I dont use contact cement as in this article, I use "goop" contact adhesive the foam should NEVER come off using this stuff :thumbsup:


----------



## blubyu

I use Permatex flowable silicone windshield & glass sealer from Murray's or AutoZone to recap any sponge silicone tires that are peeling at the sides or to re-size some of the new tires that I need taller. Only thing I do is use round toothpicks broke in half to hold a set of tires (works & cheap) chuck them up squeeze out some silicone right on the tire while turning it by hand, cap the tube, grap a Solo cup and cover then turn on the Dremel count to 2 turn it off,take a pair of needle nose pliers and grab the toothpick and set it sticking into some scrap foam holding the tire up and let dry (30min depending on temp)


----------



## GoodwrenchIntim

blubyu said:


> I use Permatex flowable silicone windshield & glass sealer from Murray's or AutoZone to recap any sponge silicone tires that are peeling at the sides or to re-size some of the new tires that I need taller. Only thing I do is use round toothpicks broke in half to hold a set of tires (works & cheap) chuck them up squeeze out some silicone right on the tire while turning it by hand, cap the tube, grap a Solo cup and cover then turn on the Dremel count to 2 turn it off,take a pair of needle nose pliers and grab the toothpick and set it sticking into some scrap foam holding the tire up and let dry (30min depending on temp)


Thats pretty much how the article describes to do it


----------



## Hilltop Raceway

Thank you GW, I'll have to give it a try...RM


----------



## LeeRoy98

*Make your own sili foam tires*

Posted at www.marioncountyraceway.com with the permission of Trek Lawler.

Gary
AKA LeeRoy98
www.marioncountyraceway.com


----------



## GoodwrenchIntim

LeeRoy98 said:


> Posted at www.marioncountyraceway.com with the permission of Trek Lawler.
> 
> Gary
> AKA LeeRoy98
> www.marioncountyraceway.com


AHH YES Thats where I found it, TY for the link!!!!!!!! The article is great info!!!!!!!!!!!


----------

Directions:
1. In the forum thread, about how long does blubyu let the tires dry?
2. List every item blubyu names using in the forum thread to recap or re-size tires.
The data after this point is separate from the forum thread.

Provided material:
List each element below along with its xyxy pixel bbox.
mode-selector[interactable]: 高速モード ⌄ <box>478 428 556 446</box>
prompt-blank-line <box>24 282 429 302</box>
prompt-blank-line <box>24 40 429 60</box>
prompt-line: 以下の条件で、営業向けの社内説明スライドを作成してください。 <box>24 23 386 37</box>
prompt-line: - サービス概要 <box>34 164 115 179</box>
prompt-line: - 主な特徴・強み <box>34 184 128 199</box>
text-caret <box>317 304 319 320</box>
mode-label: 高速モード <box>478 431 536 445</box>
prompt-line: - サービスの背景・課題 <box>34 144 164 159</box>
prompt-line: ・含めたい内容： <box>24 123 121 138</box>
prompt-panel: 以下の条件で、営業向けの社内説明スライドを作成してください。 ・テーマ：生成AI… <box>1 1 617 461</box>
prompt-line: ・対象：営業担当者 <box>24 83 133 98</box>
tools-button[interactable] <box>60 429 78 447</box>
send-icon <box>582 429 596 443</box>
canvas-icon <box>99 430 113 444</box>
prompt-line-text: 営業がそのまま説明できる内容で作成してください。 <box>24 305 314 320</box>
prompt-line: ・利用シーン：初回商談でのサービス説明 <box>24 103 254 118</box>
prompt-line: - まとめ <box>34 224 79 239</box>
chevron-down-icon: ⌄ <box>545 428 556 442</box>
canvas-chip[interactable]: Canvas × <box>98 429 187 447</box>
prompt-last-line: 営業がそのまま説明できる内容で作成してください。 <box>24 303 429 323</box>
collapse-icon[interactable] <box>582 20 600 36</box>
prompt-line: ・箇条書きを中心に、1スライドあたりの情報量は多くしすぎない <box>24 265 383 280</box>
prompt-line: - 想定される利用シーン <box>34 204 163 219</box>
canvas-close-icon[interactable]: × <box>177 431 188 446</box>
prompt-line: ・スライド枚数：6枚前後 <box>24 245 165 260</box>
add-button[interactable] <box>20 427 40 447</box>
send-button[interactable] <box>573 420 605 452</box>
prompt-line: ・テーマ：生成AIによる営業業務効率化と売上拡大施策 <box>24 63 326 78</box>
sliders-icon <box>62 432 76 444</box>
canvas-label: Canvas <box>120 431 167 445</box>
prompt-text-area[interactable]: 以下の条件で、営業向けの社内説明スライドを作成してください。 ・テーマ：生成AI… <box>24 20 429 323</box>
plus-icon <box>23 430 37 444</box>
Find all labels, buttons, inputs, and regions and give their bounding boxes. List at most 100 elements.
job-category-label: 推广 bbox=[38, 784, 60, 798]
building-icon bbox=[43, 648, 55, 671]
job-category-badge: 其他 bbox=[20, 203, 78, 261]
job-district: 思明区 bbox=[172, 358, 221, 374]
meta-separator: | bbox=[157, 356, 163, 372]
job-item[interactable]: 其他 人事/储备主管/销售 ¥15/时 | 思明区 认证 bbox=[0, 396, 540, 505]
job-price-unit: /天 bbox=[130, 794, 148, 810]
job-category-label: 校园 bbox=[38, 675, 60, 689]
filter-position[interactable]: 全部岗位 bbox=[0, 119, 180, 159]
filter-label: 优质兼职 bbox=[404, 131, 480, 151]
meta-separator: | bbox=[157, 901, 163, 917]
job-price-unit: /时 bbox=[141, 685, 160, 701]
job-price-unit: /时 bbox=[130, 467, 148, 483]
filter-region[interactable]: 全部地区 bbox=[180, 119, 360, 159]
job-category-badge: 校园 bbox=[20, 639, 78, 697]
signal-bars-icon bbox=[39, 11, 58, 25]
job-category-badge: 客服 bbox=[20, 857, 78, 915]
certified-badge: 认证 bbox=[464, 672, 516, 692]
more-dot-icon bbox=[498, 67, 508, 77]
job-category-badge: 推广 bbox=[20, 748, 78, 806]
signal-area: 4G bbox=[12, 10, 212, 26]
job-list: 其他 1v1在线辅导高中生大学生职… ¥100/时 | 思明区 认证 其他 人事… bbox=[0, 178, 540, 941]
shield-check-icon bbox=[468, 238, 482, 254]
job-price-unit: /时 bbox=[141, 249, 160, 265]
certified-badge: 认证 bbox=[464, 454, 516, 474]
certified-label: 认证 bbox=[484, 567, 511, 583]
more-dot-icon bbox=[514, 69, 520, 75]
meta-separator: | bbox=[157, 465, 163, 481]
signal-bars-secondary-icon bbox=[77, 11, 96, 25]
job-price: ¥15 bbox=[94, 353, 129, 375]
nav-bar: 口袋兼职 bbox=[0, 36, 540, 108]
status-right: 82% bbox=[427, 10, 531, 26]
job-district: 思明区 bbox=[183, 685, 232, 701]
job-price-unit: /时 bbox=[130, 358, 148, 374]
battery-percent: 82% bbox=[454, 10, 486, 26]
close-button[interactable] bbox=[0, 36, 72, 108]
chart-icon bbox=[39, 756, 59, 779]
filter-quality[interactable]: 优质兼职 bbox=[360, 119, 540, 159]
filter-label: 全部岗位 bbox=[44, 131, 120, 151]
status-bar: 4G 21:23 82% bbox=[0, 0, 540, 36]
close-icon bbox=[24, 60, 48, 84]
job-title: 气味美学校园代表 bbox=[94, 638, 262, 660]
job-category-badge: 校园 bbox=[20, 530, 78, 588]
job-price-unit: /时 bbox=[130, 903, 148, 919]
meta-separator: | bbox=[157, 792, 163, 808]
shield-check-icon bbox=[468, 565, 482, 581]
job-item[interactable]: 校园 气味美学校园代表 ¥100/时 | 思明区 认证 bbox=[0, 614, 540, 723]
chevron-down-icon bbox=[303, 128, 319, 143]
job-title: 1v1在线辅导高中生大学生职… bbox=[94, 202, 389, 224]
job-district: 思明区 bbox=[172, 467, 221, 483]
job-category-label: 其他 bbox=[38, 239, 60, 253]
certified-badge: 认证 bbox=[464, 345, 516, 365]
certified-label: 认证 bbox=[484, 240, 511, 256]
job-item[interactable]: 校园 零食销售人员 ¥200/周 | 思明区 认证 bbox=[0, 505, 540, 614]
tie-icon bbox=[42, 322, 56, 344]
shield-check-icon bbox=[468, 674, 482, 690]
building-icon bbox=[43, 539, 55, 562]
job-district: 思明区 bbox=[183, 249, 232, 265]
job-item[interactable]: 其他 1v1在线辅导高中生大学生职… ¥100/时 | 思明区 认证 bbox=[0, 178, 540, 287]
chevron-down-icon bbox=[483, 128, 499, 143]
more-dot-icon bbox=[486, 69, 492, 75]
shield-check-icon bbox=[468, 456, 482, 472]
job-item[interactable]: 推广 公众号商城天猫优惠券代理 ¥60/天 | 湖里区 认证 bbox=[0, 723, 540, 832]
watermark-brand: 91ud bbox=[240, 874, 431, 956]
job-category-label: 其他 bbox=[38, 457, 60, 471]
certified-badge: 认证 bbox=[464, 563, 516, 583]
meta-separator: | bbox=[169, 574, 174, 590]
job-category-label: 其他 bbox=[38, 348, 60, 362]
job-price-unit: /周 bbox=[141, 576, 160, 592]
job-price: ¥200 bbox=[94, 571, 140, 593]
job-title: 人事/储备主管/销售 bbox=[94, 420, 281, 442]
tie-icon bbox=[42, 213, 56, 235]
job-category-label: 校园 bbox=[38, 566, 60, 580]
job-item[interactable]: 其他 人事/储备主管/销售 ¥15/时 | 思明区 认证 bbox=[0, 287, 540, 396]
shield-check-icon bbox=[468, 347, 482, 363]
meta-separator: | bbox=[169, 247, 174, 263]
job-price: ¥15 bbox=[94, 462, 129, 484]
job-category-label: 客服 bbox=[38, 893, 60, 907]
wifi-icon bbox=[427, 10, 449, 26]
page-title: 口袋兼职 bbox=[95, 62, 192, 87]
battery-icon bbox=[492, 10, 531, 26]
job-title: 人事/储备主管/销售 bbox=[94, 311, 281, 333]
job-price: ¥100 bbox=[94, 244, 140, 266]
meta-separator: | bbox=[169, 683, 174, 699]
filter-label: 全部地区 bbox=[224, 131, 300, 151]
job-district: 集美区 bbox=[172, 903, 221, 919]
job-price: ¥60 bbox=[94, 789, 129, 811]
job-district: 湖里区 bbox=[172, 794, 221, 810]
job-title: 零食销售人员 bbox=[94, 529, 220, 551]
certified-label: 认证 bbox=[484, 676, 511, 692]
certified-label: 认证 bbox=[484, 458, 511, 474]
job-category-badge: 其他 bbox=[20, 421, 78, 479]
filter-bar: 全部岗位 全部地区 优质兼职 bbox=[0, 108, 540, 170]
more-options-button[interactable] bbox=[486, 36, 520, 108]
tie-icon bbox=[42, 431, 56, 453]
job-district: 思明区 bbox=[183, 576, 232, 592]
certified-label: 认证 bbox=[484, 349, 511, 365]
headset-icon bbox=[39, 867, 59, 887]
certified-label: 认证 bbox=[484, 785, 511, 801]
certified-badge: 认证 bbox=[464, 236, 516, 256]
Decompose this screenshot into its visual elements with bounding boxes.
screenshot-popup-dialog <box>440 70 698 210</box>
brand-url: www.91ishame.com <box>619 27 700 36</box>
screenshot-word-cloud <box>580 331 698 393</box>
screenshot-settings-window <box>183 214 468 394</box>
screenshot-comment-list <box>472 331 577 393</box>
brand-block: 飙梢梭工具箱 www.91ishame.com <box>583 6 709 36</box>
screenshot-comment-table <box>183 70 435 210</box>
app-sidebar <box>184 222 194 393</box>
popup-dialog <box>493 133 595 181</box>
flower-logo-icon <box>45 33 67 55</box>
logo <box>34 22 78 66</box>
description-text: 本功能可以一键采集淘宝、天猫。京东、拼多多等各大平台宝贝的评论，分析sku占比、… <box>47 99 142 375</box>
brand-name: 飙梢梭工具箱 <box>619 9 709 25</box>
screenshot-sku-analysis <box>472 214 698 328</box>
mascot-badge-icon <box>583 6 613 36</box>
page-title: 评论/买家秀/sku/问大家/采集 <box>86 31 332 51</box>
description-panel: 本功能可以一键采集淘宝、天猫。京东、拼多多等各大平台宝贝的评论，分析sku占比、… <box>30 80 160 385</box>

Solution set:
1. About 30 minutes, depending on the temperature.

2. Permatex flowable silicone windshield & glass sealer, round toothpicks, a Solo cup, a Dremel, needle nose pliers, scrap foam